**TASK BRIEF**
Return each entry exactly, with none missing.

**SUPPLIED DATA**

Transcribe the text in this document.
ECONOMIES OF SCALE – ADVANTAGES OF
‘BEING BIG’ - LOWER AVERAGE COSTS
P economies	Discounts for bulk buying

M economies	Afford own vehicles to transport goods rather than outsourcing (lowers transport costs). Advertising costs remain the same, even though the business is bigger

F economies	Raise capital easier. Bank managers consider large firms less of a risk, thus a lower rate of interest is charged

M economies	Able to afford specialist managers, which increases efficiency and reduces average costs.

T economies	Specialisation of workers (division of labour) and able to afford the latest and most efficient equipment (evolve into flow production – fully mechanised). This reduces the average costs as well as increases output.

**ANSWER IN FULL**
Transcribe the text in this document.
ECONOMIES OF SCALE – ADVANTAGES OF
‘BEING BIG’ - LOWER AVERAGE COSTS
P economies	Discounts for bulk buying

M economies	Afford own vehicles to transport goods rather than outsourcing (lowers transport costs). Advertising costs remain the same, even though the business is bigger

F economies	Raise capital easier. Bank managers consider large firms less of a risk, thus a lower rate of interest is charged

M economies	Able to afford specialist managers, which increases efficiency and reduces average costs.

T economies	Specialisation of workers (division of labour) and able to afford the latest and most efficient equipment (evolve into flow production – fully mechanised). This reduces the average costs as well as increases output.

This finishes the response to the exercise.